----- Entries shown
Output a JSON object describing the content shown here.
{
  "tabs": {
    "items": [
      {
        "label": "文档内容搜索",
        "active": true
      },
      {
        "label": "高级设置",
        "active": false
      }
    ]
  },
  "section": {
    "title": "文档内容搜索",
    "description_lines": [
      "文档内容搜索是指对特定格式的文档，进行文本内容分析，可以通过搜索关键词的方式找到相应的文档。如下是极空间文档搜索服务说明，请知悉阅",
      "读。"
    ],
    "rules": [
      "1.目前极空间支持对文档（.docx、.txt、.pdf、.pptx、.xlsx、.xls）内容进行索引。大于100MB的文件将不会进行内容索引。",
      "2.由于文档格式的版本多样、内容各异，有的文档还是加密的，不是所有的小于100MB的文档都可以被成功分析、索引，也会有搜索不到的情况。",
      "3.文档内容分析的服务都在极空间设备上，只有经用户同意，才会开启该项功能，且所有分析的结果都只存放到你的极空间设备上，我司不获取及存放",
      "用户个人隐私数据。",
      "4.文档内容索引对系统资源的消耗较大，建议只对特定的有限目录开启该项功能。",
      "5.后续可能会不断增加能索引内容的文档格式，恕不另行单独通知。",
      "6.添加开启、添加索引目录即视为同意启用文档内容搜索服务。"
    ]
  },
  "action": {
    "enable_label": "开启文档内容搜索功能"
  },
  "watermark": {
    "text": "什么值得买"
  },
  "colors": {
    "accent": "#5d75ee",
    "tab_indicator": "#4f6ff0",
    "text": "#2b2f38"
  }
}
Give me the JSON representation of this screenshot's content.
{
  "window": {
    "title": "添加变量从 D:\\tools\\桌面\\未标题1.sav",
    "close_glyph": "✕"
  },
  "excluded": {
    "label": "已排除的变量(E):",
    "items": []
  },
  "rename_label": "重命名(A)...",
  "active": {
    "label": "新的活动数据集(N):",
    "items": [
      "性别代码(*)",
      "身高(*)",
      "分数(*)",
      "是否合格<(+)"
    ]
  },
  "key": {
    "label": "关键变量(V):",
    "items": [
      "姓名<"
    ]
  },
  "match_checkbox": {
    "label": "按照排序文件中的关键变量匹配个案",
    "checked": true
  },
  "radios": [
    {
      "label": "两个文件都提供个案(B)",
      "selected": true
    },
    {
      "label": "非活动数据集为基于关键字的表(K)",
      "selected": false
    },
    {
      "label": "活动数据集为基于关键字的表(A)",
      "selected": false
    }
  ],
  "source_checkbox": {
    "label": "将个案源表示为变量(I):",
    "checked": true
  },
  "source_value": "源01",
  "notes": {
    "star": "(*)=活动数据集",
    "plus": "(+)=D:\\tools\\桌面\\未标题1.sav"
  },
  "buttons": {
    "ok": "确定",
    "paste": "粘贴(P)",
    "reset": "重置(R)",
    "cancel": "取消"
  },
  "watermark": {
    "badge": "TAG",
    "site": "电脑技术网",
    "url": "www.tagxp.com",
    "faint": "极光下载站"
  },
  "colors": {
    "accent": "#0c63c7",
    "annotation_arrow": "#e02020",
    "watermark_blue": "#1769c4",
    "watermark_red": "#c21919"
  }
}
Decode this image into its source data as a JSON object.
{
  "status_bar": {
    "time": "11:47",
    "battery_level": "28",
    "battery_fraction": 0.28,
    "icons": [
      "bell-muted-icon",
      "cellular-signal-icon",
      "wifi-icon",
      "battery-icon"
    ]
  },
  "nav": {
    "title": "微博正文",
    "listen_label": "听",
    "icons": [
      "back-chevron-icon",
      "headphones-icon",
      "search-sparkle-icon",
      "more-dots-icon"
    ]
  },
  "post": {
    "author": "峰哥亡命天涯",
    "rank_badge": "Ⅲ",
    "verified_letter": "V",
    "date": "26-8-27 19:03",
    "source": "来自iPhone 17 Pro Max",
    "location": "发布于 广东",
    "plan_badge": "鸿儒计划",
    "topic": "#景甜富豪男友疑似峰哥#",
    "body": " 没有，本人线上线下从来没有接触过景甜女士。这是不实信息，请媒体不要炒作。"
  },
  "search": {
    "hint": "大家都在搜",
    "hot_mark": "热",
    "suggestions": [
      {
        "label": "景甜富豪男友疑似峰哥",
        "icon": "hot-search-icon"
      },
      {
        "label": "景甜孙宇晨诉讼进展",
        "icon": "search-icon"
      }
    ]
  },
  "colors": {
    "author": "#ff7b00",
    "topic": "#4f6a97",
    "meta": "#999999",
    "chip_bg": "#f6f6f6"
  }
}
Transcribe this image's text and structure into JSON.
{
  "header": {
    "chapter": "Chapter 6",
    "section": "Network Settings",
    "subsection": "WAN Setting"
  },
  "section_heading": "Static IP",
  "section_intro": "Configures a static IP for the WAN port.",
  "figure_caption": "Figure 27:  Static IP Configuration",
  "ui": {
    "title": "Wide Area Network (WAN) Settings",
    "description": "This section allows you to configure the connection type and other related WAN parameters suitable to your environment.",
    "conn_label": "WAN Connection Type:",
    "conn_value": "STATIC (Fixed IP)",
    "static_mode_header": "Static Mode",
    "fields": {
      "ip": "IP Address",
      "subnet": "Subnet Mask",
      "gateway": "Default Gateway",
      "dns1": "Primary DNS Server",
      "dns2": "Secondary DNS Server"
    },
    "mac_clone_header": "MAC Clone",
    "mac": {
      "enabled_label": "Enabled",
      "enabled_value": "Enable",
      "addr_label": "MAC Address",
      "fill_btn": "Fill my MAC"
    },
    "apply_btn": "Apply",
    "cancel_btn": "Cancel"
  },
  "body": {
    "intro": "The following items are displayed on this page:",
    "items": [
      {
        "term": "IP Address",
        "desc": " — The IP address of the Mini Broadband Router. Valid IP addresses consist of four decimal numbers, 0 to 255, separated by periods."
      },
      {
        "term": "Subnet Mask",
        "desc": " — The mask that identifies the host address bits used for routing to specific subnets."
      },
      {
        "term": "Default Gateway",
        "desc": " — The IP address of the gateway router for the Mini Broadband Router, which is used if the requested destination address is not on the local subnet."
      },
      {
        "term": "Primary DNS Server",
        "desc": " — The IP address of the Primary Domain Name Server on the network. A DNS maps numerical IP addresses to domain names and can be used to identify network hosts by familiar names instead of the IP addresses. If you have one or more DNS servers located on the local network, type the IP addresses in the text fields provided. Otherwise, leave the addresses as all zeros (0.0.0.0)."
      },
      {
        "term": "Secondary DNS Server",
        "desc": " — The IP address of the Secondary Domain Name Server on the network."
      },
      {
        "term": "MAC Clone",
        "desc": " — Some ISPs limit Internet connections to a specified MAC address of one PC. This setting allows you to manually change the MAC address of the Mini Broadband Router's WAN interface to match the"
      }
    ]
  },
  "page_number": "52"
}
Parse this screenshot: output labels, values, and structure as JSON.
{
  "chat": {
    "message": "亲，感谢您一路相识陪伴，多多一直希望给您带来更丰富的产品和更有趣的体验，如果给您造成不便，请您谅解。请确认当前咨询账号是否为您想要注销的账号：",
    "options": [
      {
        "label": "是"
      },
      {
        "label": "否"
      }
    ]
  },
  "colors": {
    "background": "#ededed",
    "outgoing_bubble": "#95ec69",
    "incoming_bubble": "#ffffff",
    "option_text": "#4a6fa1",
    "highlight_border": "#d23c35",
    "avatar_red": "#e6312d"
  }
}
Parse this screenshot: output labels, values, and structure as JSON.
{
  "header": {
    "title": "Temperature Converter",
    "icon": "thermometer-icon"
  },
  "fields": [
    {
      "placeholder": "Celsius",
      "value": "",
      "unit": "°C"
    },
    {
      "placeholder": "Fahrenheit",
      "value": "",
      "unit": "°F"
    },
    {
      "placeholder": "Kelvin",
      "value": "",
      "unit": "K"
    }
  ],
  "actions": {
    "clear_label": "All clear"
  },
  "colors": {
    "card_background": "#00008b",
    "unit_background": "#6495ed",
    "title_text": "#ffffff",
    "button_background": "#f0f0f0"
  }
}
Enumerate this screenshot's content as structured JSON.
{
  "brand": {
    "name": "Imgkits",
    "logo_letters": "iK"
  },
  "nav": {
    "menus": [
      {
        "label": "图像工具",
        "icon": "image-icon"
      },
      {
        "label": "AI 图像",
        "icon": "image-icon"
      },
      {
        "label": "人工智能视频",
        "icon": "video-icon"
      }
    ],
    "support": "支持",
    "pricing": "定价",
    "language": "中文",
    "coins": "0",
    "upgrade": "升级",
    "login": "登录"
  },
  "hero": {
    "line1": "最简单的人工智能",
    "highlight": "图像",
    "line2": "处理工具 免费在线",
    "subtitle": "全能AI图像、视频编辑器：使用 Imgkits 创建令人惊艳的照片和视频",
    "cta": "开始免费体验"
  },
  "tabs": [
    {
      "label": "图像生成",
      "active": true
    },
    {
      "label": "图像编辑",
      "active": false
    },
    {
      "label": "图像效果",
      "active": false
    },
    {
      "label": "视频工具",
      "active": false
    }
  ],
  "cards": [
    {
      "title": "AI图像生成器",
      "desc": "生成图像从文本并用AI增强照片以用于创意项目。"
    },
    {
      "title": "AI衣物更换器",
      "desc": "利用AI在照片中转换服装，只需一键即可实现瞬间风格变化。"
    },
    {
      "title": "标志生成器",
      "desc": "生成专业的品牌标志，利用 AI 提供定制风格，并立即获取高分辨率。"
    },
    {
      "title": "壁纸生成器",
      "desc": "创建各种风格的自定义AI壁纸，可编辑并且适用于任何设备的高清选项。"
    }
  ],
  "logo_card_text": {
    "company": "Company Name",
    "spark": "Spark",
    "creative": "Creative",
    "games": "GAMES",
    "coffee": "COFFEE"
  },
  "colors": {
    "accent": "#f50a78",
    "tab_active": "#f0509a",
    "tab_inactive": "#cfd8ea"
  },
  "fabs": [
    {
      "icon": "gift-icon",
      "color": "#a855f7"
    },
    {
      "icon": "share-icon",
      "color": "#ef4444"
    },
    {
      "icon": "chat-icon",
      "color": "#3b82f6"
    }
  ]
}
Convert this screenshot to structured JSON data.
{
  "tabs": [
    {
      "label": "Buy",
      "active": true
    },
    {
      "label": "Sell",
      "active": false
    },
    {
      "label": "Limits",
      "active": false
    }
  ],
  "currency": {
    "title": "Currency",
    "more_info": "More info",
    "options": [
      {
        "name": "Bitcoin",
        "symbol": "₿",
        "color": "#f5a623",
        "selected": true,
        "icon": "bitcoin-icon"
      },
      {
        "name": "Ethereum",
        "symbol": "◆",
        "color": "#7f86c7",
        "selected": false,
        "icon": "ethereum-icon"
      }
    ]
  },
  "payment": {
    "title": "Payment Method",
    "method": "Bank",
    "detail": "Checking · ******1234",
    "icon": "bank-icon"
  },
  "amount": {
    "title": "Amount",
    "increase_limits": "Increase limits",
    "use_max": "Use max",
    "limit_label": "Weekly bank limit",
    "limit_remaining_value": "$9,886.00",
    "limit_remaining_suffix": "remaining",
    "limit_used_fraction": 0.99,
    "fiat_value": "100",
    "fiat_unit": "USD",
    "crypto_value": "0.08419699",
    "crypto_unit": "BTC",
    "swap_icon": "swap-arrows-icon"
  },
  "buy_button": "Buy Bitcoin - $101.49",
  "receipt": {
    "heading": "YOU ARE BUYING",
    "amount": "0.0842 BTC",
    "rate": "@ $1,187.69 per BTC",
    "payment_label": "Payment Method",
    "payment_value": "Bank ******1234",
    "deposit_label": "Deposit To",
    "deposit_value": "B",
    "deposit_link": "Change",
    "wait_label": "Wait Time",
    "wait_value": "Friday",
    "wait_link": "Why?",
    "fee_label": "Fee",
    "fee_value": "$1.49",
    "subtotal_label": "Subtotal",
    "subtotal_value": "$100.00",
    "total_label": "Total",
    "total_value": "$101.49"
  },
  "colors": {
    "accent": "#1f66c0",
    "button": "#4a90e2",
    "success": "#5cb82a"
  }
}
----------
### Given task
Extract the lines above from the one containing "Convert this screenshot" to the last line, both included, exactly as written.

### Result for this task
Convert this screenshot to structured JSON data.
{
  "tabs": [
    {
      "label": "Buy",
      "active": true
    },
    {
      "label": "Sell",
      "active": false
    },
    {
      "label": "Limits",
      "active": false
    }
  ],
  "currency": {
    "title": "Currency",
    "more_info": "More info",
    "options": [
      {
        "name": "Bitcoin",
        "symbol": "₿",
        "color": "#f5a623",
        "selected": true,
        "icon": "bitcoin-icon"
      },
      {
        "name": "Ethereum",
        "symbol": "◆",
        "color": "#7f86c7",
        "selected": false,
        "icon": "ethereum-icon"
      }
    ]
  },
  "payment": {
    "title": "Payment Method",
    "method": "Bank",
    "detail": "Checking · ******1234",
    "icon": "bank-icon"
  },
  "amount": {
    "title": "Amount",
    "increase_limits": "Increase limits",
    "use_max": "Use max",
    "limit_label": "Weekly bank limit",
    "limit_remaining_value": "$9,886.00",
    "limit_remaining_suffix": "remaining",
    "limit_used_fraction": 0.99,
    "fiat_value": "100",
    "fiat_unit": "USD",
    "crypto_value": "0.08419699",
    "crypto_unit": "BTC",
    "swap_icon": "swap-arrows-icon"
  },
  "buy_button": "Buy Bitcoin - $101.49",
  "receipt": {
    "heading": "YOU ARE BUYING",
    "amount": "0.0842 BTC",
    "rate": "@ $1,187.69 per BTC",
    "payment_label": "Payment Method",
    "payment_value": "Bank ******1234",
    "deposit_label": "Deposit To",
    "deposit_value": "B",
    "deposit_link": "Change",
    "wait_label": "Wait Time",
    "wait_value": "Friday",
    "wait_link": "Why?",
    "fee_label": "Fee",
    "fee_value": "$1.49",
    "subtotal_label": "Subtotal",
    "subtotal_value": "$100.00",
    "total_label": "Total",
    "total_value": "$101.49"
  },
  "colors": {
    "accent": "#1f66c0",
    "button": "#4a90e2",
    "success": "#5cb82a"
  }
}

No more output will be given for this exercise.